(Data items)
-*-

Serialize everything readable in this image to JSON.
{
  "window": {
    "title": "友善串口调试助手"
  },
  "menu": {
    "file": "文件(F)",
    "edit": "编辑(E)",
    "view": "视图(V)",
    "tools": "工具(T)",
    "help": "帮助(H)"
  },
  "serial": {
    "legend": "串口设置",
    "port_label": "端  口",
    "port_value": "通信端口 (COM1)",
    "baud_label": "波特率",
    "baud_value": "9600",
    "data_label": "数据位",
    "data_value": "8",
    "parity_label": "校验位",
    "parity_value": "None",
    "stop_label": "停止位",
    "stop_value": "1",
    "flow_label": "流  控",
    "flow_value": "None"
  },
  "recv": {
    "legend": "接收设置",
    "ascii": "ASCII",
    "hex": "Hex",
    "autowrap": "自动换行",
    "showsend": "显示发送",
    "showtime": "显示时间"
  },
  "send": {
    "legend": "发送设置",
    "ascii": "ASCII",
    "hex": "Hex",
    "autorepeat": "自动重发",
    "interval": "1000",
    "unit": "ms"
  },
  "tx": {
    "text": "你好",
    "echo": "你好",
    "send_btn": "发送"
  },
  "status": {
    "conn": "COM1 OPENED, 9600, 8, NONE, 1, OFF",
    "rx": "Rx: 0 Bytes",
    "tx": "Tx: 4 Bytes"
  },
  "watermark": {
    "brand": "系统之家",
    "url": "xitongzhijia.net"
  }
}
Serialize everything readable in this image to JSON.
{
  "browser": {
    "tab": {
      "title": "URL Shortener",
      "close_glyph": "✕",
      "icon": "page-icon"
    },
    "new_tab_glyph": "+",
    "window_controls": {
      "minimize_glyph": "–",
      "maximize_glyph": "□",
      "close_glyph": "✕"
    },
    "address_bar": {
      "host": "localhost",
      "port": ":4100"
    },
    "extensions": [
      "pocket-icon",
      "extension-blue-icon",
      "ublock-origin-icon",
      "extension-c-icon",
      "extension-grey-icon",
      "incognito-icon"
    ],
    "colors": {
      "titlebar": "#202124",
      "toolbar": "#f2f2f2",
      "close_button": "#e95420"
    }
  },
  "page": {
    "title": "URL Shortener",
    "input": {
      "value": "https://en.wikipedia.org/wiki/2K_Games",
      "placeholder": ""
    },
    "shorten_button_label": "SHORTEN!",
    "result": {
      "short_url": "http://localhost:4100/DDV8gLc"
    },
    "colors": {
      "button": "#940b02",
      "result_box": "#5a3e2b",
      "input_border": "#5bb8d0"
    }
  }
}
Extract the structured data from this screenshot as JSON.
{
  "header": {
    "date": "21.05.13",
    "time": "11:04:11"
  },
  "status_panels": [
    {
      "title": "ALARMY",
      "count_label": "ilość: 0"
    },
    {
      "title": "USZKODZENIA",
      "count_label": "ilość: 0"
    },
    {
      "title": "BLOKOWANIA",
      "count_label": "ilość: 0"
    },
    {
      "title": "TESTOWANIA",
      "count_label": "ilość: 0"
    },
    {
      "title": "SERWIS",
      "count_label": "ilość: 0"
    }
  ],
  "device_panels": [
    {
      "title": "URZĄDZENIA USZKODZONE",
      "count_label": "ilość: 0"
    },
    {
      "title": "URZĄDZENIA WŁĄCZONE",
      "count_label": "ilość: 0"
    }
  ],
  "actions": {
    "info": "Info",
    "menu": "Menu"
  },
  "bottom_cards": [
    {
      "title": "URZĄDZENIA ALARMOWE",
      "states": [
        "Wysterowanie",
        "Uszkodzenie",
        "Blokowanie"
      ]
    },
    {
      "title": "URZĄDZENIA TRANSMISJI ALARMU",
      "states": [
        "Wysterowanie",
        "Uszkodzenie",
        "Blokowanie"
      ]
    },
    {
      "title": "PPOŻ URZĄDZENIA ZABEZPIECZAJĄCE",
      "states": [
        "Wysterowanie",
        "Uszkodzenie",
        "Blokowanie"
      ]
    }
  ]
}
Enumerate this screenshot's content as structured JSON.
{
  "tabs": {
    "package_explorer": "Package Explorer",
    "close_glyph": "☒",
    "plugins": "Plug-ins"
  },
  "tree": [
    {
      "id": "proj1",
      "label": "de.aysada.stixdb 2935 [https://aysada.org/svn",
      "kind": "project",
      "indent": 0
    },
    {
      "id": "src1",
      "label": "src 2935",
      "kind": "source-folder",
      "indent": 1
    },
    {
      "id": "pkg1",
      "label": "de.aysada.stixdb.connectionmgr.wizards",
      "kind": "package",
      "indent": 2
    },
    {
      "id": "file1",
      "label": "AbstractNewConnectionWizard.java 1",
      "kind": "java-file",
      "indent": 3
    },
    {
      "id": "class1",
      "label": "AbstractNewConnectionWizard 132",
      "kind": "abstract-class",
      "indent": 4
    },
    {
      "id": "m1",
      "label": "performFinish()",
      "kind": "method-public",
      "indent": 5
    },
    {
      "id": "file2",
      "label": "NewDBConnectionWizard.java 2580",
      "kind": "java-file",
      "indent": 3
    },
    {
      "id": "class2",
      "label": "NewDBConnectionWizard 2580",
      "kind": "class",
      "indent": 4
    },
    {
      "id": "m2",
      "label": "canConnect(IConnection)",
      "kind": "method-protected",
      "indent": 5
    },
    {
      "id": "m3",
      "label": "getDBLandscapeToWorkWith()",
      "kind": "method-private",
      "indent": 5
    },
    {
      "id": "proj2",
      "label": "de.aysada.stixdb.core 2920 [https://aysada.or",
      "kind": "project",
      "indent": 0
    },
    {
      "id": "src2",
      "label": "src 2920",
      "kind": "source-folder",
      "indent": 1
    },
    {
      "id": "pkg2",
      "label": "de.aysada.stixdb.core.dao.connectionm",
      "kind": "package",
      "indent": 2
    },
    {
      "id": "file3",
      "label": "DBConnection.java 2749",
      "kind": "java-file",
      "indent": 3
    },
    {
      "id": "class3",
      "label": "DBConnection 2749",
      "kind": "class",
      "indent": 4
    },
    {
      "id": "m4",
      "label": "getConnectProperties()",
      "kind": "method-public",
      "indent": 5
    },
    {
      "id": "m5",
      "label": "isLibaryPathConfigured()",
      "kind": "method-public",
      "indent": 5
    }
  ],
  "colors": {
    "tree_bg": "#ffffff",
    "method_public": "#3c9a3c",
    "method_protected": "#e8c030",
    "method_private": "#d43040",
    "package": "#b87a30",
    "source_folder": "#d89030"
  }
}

-*-

Exercise aim: From the records above, please extract every line and repeat it exactly.

Final result:
Serialize everything readable in this image to JSON.
{
  "window": {
    "title": "友善串口调试助手"
  },
  "menu": {
    "file": "文件(F)",
    "edit": "编辑(E)",
    "view": "视图(V)",
    "tools": "工具(T)",
    "help": "帮助(H)"
  },
  "serial": {
    "legend": "串口设置",
    "port_label": "端  口",
    "port_value": "通信端口 (COM1)",
    "baud_label": "波特率",
    "baud_value": "9600",
    "data_label": "数据位",
    "data_value": "8",
    "parity_label": "校验位",
    "parity_value": "None",
    "stop_label": "停止位",
    "stop_value": "1",
    "flow_label": "流  控",
    "flow_value": "None"
  },
  "recv": {
    "legend": "接收设置",
    "ascii": "ASCII",
    "hex": "Hex",
    "autowrap": "自动换行",
    "showsend": "显示发送",
    "showtime": "显示时间"
  },
  "send": {
    "legend": "发送设置",
    "ascii": "ASCII",
    "hex": "Hex",
    "autorepeat": "自动重发",
    "interval": "1000",
    "unit": "ms"
  },
  "tx": {
    "text": "你好",
    "echo": "你好",
    "send_btn": "发送"
  },
  "status": {
    "conn": "COM1 OPENED, 9600, 8, NONE, 1, OFF",
    "rx": "Rx: 0 Bytes",
    "tx": "Tx: 4 Bytes"
  },
  "watermark": {
    "brand": "系统之家",
    "url": "xitongzhijia.net"
  }
}
Serialize everything readable in this image to JSON.
{
  "browser": {
    "tab": {
      "title": "URL Shortener",
      "close_glyph": "✕",
      "icon": "page-icon"
    },
    "new_tab_glyph": "+",
    "window_controls": {
      "minimize_glyph": "–",
      "maximize_glyph": "□",
      "close_glyph": "✕"
    },
    "address_bar": {
      "host": "localhost",
      "port": ":4100"
    },
    "extensions": [
      "pocket-icon",
      "extension-blue-icon",
      "ublock-origin-icon",
      "extension-c-icon",
      "extension-grey-icon",
      "incognito-icon"
    ],
    "colors": {
      "titlebar": "#202124",
      "toolbar": "#f2f2f2",
      "close_button": "#e95420"
    }
  },
  "page": {
    "title": "URL Shortener",
    "input": {
      "value": "https://en.wikipedia.org/wiki/2K_Games",
      "placeholder": ""
    },
    "shorten_button_label": "SHORTEN!",
    "result": {
      "short_url": "http://localhost:4100/DDV8gLc"
    },
    "colors": {
      "button": "#940b02",
      "result_box": "#5a3e2b",
      "input_border": "#5bb8d0"
    }
  }
}
Extract the structured data from this screenshot as JSON.
{
  "header": {
    "date": "21.05.13",
    "time": "11:04:11"
  },
  "status_panels": [
    {
      "title": "ALARMY",
      "count_label": "ilość: 0"
    },
    {
      "title": "USZKODZENIA",
      "count_label": "ilość: 0"
    },
    {
      "title": "BLOKOWANIA",
      "count_label": "ilość: 0"
    },
    {
      "title": "TESTOWANIA",
      "count_label": "ilość: 0"
    },
    {
      "title": "SERWIS",
      "count_label": "ilość: 0"
    }
  ],
  "device_panels": [
    {
      "title": "URZĄDZENIA USZKODZONE",
      "count_label": "ilość: 0"
    },
    {
      "title": "URZĄDZENIA WŁĄCZONE",
      "count_label": "ilość: 0"
    }
  ],
  "actions": {
    "info": "Info",
    "menu": "Menu"
  },
  "bottom_cards": [
    {
      "title": "URZĄDZENIA ALARMOWE",
      "states": [
        "Wysterowanie",
        "Uszkodzenie",
        "Blokowanie"
      ]
    },
    {
      "title": "URZĄDZENIA TRANSMISJI ALARMU",
      "states": [
        "Wysterowanie",
        "Uszkodzenie",
        "Blokowanie"
      ]
    },
    {
      "title": "PPOŻ URZĄDZENIA ZABEZPIECZAJĄCE",
      "states": [
        "Wysterowanie",
        "Uszkodzenie",
        "Blokowanie"
      ]
    }
  ]
}
Enumerate this screenshot's content as structured JSON.
{
  "tabs": {
    "package_explorer": "Package Explorer",
    "close_glyph": "☒",
    "plugins": "Plug-ins"
  },
  "tree": [
    {
      "id": "proj1",
      "label": "de.aysada.stixdb 2935 [https://aysada.org/svn",
      "kind": "project",
      "indent": 0
    },
    {
      "id": "src1",
      "label": "src 2935",
      "kind": "source-folder",
      "indent": 1
    },
    {
      "id": "pkg1",
      "label": "de.aysada.stixdb.connectionmgr.wizards",
      "kind": "package",
      "indent": 2
    },
    {
      "id": "file1",
      "label": "AbstractNewConnectionWizard.java 1",
      "kind": "java-file",
      "indent": 3
    },
    {
      "id": "class1",
      "label": "AbstractNewConnectionWizard 132",
      "kind": "abstract-class",
      "indent": 4
    },
    {
      "id": "m1",
      "label": "performFinish()",
      "kind": "method-public",
      "indent": 5
    },
    {
      "id": "file2",
      "label": "NewDBConnectionWizard.java 2580",
      "kind": "java-file",
      "indent": 3
    },
    {
      "id": "class2",
      "label": "NewDBConnectionWizard 2580",
      "kind": "class",
      "indent": 4
    },
    {
      "id": "m2",
      "label": "canConnect(IConnection)",
      "kind": "method-protected",
      "indent": 5
    },
    {
      "id": "m3",
      "label": "getDBLandscapeToWorkWith()",
      "kind": "method-private",
      "indent": 5
    },
    {
      "id": "proj2",
      "label": "de.aysada.stixdb.core 2920 [https://aysada.or",
      "kind": "project",
      "indent": 0
    },
    {
      "id": "src2",
      "label": "src 2920",
      "kind": "source-folder",
      "indent": 1
    },
    {
      "id": "pkg2",
      "label": "de.aysada.stixdb.core.dao.connectionm",
      "kind": "package",
      "indent": 2
    },
    {
      "id": "file3",
      "label": "DBConnection.java 2749",
      "kind": "java-file",
      "indent": 3
    },
    {
      "id": "class3",
      "label": "DBConnection 2749",
      "kind": "class",
      "indent": 4
    },
    {
      "id": "m4",
      "label": "getConnectProperties()",
      "kind": "method-public",
      "indent": 5
    },
    {
      "id": "m5",
      "label": "isLibaryPathConfigured()",
      "kind": "method-public",
      "indent": 5
    }
  ],
  "colors": {
    "tree_bg": "#ffffff",
    "method_public": "#3c9a3c",
    "method_protected": "#e8c030",
    "method_private": "#d43040",
    "package": "#b87a30",
    "source_folder": "#d89030"
  }
}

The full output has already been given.